start Listed entries
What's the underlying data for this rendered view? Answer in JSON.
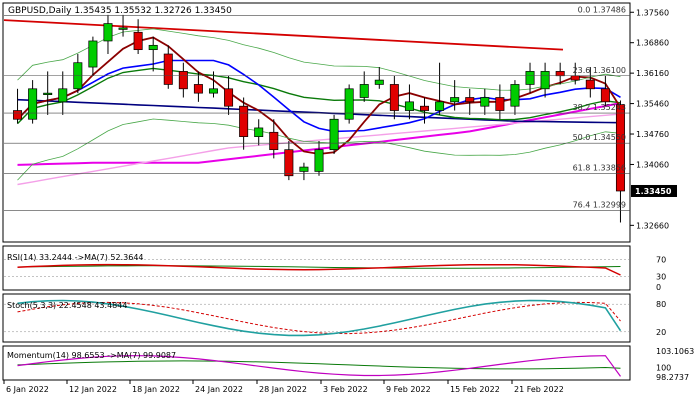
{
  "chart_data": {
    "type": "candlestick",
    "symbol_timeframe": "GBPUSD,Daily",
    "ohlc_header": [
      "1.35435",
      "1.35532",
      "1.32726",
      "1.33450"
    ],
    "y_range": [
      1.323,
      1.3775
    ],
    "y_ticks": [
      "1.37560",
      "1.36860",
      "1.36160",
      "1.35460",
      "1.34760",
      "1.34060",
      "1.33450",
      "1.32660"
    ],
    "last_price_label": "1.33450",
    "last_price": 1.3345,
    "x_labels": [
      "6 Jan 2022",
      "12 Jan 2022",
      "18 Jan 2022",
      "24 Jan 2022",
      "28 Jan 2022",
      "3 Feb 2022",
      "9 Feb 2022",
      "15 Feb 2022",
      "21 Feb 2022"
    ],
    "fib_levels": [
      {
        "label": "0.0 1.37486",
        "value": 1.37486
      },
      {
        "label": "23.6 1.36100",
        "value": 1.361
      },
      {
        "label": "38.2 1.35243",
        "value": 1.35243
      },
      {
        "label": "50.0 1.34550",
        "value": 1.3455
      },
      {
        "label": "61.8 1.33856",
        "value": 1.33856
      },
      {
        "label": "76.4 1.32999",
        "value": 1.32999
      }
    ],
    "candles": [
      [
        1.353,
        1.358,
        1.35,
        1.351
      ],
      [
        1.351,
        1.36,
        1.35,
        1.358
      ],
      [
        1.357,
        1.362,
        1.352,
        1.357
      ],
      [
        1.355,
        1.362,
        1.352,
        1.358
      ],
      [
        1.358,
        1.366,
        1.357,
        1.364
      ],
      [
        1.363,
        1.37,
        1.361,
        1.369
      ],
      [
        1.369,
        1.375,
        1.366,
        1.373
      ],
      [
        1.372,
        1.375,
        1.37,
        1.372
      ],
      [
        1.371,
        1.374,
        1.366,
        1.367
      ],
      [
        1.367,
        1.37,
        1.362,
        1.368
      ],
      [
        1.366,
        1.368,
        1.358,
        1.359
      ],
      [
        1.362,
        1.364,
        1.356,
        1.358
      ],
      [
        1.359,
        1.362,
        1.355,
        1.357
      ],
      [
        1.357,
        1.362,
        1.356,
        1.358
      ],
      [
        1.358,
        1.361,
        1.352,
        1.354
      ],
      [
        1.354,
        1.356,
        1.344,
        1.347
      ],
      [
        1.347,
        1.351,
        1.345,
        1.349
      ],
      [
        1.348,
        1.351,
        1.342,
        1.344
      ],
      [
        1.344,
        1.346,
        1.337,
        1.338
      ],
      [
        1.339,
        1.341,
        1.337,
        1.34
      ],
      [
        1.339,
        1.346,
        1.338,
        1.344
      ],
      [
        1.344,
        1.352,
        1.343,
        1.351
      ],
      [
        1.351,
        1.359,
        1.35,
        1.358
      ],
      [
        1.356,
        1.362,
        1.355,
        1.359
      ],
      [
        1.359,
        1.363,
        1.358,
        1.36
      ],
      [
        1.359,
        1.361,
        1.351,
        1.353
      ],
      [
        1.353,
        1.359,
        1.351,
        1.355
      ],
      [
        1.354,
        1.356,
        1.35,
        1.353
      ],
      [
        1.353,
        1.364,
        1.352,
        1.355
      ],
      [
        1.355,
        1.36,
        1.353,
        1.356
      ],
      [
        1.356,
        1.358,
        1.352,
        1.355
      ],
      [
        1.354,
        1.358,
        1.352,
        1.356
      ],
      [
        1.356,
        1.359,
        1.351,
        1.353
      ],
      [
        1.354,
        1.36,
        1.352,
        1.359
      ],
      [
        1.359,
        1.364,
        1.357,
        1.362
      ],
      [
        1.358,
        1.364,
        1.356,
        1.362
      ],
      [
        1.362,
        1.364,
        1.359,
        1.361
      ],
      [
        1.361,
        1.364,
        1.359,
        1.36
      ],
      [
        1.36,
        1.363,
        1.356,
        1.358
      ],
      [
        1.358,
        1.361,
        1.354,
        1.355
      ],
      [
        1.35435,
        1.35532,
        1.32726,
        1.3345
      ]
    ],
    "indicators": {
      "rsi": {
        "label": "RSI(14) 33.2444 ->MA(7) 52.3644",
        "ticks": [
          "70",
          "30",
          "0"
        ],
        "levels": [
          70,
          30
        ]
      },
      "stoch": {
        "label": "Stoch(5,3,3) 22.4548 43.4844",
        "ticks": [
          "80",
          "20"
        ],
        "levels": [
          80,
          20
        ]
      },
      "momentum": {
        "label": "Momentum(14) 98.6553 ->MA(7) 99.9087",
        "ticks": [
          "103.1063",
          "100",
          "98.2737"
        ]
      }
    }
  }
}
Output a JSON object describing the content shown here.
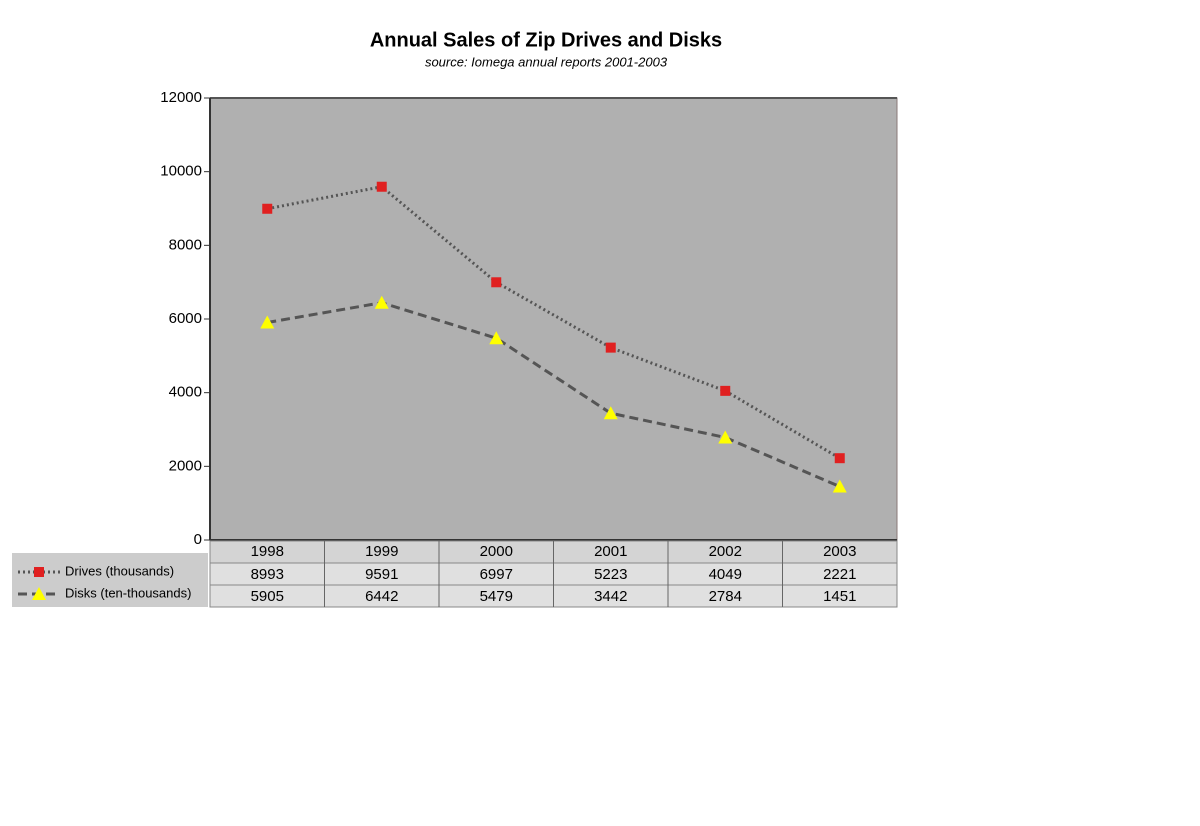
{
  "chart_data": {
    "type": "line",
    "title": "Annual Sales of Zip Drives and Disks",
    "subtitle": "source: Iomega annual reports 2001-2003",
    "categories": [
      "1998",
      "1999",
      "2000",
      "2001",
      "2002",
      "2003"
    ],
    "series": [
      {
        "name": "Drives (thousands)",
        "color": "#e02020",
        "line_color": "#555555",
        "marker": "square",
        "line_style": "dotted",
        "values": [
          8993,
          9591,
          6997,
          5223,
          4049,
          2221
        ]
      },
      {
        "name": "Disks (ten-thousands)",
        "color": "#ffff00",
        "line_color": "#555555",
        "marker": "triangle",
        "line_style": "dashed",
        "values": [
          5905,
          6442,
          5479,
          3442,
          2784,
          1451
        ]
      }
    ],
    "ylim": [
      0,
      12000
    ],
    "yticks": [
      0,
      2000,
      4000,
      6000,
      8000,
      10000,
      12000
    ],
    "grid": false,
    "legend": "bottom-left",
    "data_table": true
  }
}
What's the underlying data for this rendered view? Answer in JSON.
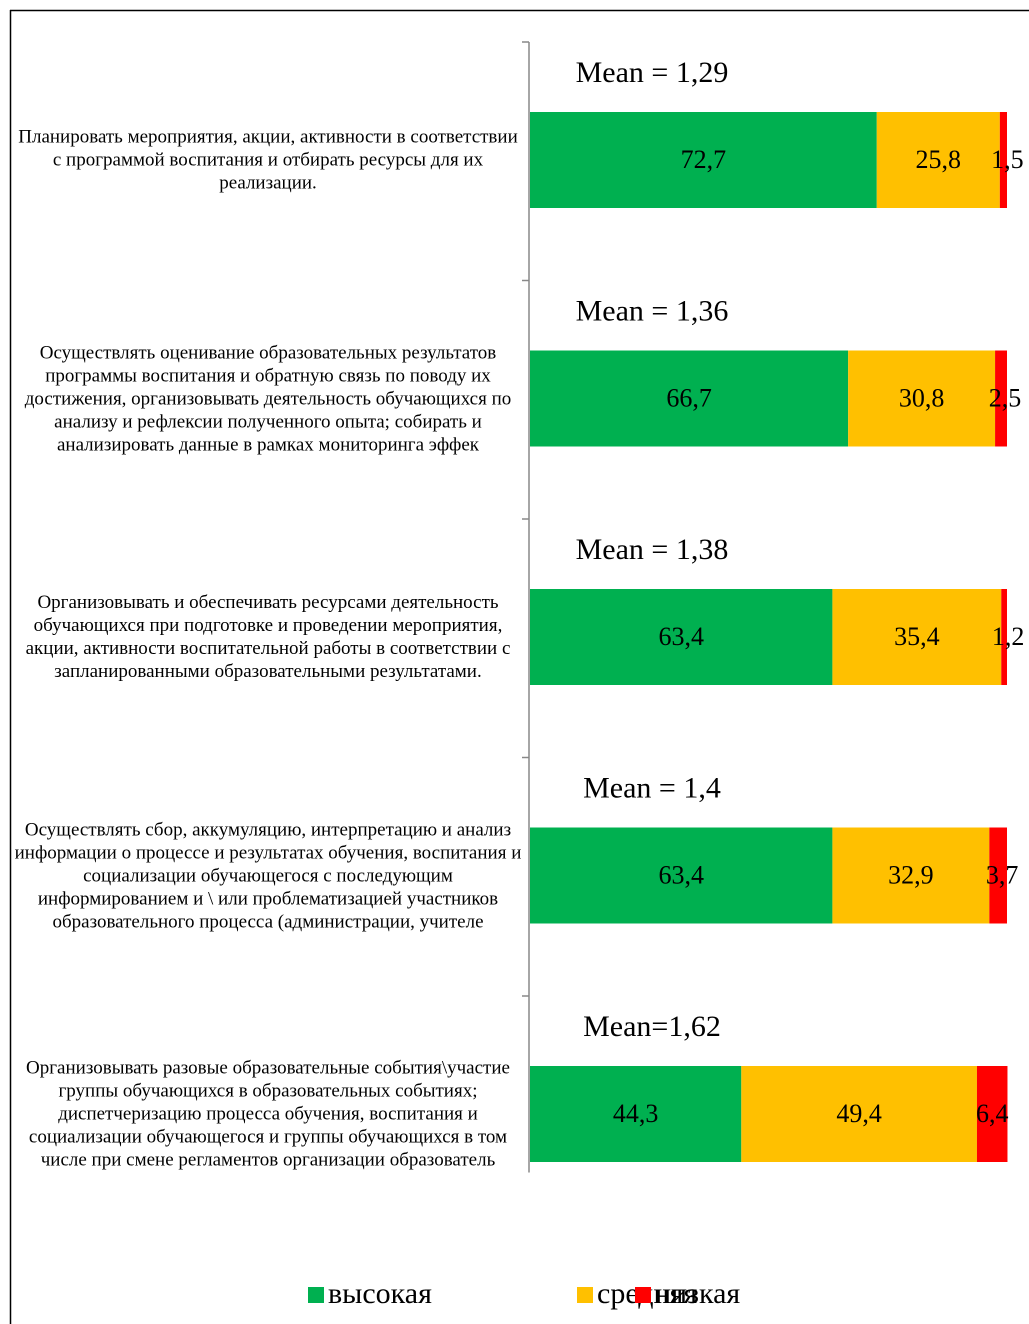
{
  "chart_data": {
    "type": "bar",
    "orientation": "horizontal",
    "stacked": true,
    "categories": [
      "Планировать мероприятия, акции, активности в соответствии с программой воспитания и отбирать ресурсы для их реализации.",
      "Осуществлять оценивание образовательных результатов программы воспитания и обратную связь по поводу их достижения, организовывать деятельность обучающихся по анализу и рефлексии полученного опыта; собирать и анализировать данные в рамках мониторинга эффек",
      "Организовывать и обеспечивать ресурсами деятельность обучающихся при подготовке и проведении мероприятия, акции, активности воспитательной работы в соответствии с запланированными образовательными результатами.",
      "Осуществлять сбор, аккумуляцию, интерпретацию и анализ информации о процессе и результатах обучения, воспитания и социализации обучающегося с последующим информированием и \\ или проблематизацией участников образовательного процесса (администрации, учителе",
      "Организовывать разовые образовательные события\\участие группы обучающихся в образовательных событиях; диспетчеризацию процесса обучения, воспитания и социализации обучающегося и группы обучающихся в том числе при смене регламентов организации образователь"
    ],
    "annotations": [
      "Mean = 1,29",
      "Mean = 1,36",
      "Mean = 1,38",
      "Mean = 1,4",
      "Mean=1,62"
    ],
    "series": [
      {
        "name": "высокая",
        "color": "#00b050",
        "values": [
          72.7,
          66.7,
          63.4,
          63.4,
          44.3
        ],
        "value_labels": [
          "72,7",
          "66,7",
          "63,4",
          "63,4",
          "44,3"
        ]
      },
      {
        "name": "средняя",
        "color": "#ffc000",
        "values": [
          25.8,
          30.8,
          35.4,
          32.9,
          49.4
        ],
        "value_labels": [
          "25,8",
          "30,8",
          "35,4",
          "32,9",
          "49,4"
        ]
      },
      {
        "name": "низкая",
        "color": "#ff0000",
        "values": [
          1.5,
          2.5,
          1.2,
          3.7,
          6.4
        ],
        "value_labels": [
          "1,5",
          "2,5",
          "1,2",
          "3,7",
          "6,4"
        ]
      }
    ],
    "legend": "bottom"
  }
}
end Listed entries
== Task ==
Retype all of the entries exactly as written, leaving out any images.

== Written solution ==
What's the underlying data for this rendered view? Answer in JSON.
{
  "chart_data": {
    "type": "candlestick",
    "symbol_timeframe": "GBPUSD,Daily",
    "ohlc_header": [
      "1.35435",
      "1.35532",
      "1.32726",
      "1.33450"
    ],
    "y_range": [
      1.323,
      1.3775
    ],
    "y_ticks": [
      "1.37560",
      "1.36860",
      "1.36160",
      "1.35460",
      "1.34760",
      "1.34060",
      "1.33450",
      "1.32660"
    ],
    "last_price_label": "1.33450",
    "last_price": 1.3345,
    "x_labels": [
      "6 Jan 2022",
      "12 Jan 2022",
      "18 Jan 2022",
      "24 Jan 2022",
      "28 Jan 2022",
      "3 Feb 2022",
      "9 Feb 2022",
      "15 Feb 2022",
      "21 Feb 2022"
    ],
    "fib_levels": [
      {
        "label": "0.0 1.37486",
        "value": 1.37486
      },
      {
        "label": "23.6 1.36100",
        "value": 1.361
      },
      {
        "label": "38.2 1.35243",
        "value": 1.35243
      },
      {
        "label": "50.0 1.34550",
        "value": 1.3455
      },
      {
        "label": "61.8 1.33856",
        "value": 1.33856
      },
      {
        "label": "76.4 1.32999",
        "value": 1.32999
      }
    ],
    "candles": [
      [
        1.353,
        1.358,
        1.35,
        1.351
      ],
      [
        1.351,
        1.36,
        1.35,
        1.358
      ],
      [
        1.357,
        1.362,
        1.352,
        1.357
      ],
      [
        1.355,
        1.362,
        1.352,
        1.358
      ],
      [
        1.358,
        1.366,
        1.357,
        1.364
      ],
      [
        1.363,
        1.37,
        1.361,
        1.369
      ],
      [
        1.369,
        1.375,
        1.366,
        1.373
      ],
      [
        1.372,
        1.375,
        1.37,
        1.372
      ],
      [
        1.371,
        1.374,
        1.366,
        1.367
      ],
      [
        1.367,
        1.37,
        1.362,
        1.368
      ],
      [
        1.366,
        1.368,
        1.358,
        1.359
      ],
      [
        1.362,
        1.364,
        1.356,
        1.358
      ],
      [
        1.359,
        1.362,
        1.355,
        1.357
      ],
      [
        1.357,
        1.362,
        1.356,
        1.358
      ],
      [
        1.358,
        1.361,
        1.352,
        1.354
      ],
      [
        1.354,
        1.356,
        1.344,
        1.347
      ],
      [
        1.347,
        1.351,
        1.345,
        1.349
      ],
      [
        1.348,
        1.351,
        1.342,
        1.344
      ],
      [
        1.344,
        1.346,
        1.337,
        1.338
      ],
      [
        1.339,
        1.341,
        1.337,
        1.34
      ],
      [
        1.339,
        1.346,
        1.338,
        1.344
      ],
      [
        1.344,
        1.352,
        1.343,
        1.351
      ],
      [
        1.351,
        1.359,
        1.35,
        1.358
      ],
      [
        1.356,
        1.362,
        1.355,
        1.359
      ],
      [
        1.359,
        1.363,
        1.358,
        1.36
      ],
      [
        1.359,
        1.361,
        1.351,
        1.353
      ],
      [
        1.353,
        1.359,
        1.351,
        1.355
      ],
      [
        1.354,
        1.356,
        1.35,
        1.353
      ],
      [
        1.353,
        1.364,
        1.352,
        1.355
      ],
      [
        1.355,
        1.36,
        1.353,
        1.356
      ],
      [
        1.356,
        1.358,
        1.352,
        1.355
      ],
      [
        1.354,
        1.358,
        1.352,
        1.356
      ],
      [
        1.356,
        1.359,
        1.351,
        1.353
      ],
      [
        1.354,
        1.36,
        1.352,
        1.359
      ],
      [
        1.359,
        1.364,
        1.357,
        1.362
      ],
      [
        1.358,
        1.364,
        1.356,
        1.362
      ],
      [
        1.362,
        1.364,
        1.359,
        1.361
      ],
      [
        1.361,
        1.364,
        1.359,
        1.36
      ],
      [
        1.36,
        1.363,
        1.356,
        1.358
      ],
      [
        1.358,
        1.361,
        1.354,
        1.355
      ],
      [
        1.35435,
        1.35532,
        1.32726,
        1.3345
      ]
    ],
    "indicators": {
      "rsi": {
        "label": "RSI(14) 33.2444 ->MA(7) 52.3644",
        "ticks": [
          "70",
          "30",
          "0"
        ],
        "levels": [
          70,
          30
        ]
      },
      "stoch": {
        "label": "Stoch(5,3,3) 22.4548 43.4844",
        "ticks": [
          "80",
          "20"
        ],
        "levels": [
          80,
          20
        ]
      },
      "momentum": {
        "label": "Momentum(14) 98.6553 ->MA(7) 99.9087",
        "ticks": [
          "103.1063",
          "100",
          "98.2737"
        ]
      }
    }
  }
}
Output a JSON object describing the content shown here.
{
  "chart_data": {
    "type": "line",
    "title": "Annual Sales of Zip Drives and Disks",
    "subtitle": "source: Iomega annual reports 2001-2003",
    "categories": [
      "1998",
      "1999",
      "2000",
      "2001",
      "2002",
      "2003"
    ],
    "series": [
      {
        "name": "Drives (thousands)",
        "color": "#e02020",
        "line_color": "#555555",
        "marker": "square",
        "line_style": "dotted",
        "values": [
          8993,
          9591,
          6997,
          5223,
          4049,
          2221
        ]
      },
      {
        "name": "Disks (ten-thousands)",
        "color": "#ffff00",
        "line_color": "#555555",
        "marker": "triangle",
        "line_style": "dashed",
        "values": [
          5905,
          6442,
          5479,
          3442,
          2784,
          1451
        ]
      }
    ],
    "ylim": [
      0,
      12000
    ],
    "yticks": [
      0,
      2000,
      4000,
      6000,
      8000,
      10000,
      12000
    ],
    "grid": false,
    "legend": "bottom-left",
    "data_table": true
  }
}
What's the underlying data for this rendered view? Answer in JSON.
{
  "chart_data": {
    "type": "bar",
    "orientation": "horizontal",
    "stacked": true,
    "categories": [
      "Планировать мероприятия, акции, активности в соответствии с программой воспитания и отбирать ресурсы для их реализации.",
      "Осуществлять оценивание образовательных результатов программы воспитания и обратную связь по поводу их достижения, организовывать деятельность обучающихся по анализу и рефлексии полученного опыта; собирать и анализировать данные в рамках мониторинга эффек",
      "Организовывать и обеспечивать ресурсами деятельность обучающихся при подготовке и проведении мероприятия, акции, активности воспитательной работы в соответствии с запланированными образовательными результатами.",
      "Осуществлять сбор, аккумуляцию, интерпретацию и анализ информации о процессе и результатах обучения, воспитания и социализации обучающегося с последующим информированием и \\ или проблематизацией участников образовательного процесса (администрации, учителе",
      "Организовывать разовые образовательные события\\участие группы обучающихся в образовательных событиях; диспетчеризацию процесса обучения, воспитания и социализации обучающегося и группы обучающихся в том числе при смене регламентов организации образователь"
    ],
    "annotations": [
      "Mean = 1,29",
      "Mean = 1,36",
      "Mean = 1,38",
      "Mean = 1,4",
      "Mean=1,62"
    ],
    "series": [
      {
        "name": "высокая",
        "color": "#00b050",
        "values": [
          72.7,
          66.7,
          63.4,
          63.4,
          44.3
        ],
        "value_labels": [
          "72,7",
          "66,7",
          "63,4",
          "63,4",
          "44,3"
        ]
      },
      {
        "name": "средняя",
        "color": "#ffc000",
        "values": [
          25.8,
          30.8,
          35.4,
          32.9,
          49.4
        ],
        "value_labels": [
          "25,8",
          "30,8",
          "35,4",
          "32,9",
          "49,4"
        ]
      },
      {
        "name": "низкая",
        "color": "#ff0000",
        "values": [
          1.5,
          2.5,
          1.2,
          3.7,
          6.4
        ],
        "value_labels": [
          "1,5",
          "2,5",
          "1,2",
          "3,7",
          "6,4"
        ]
      }
    ],
    "legend": "bottom"
  }
}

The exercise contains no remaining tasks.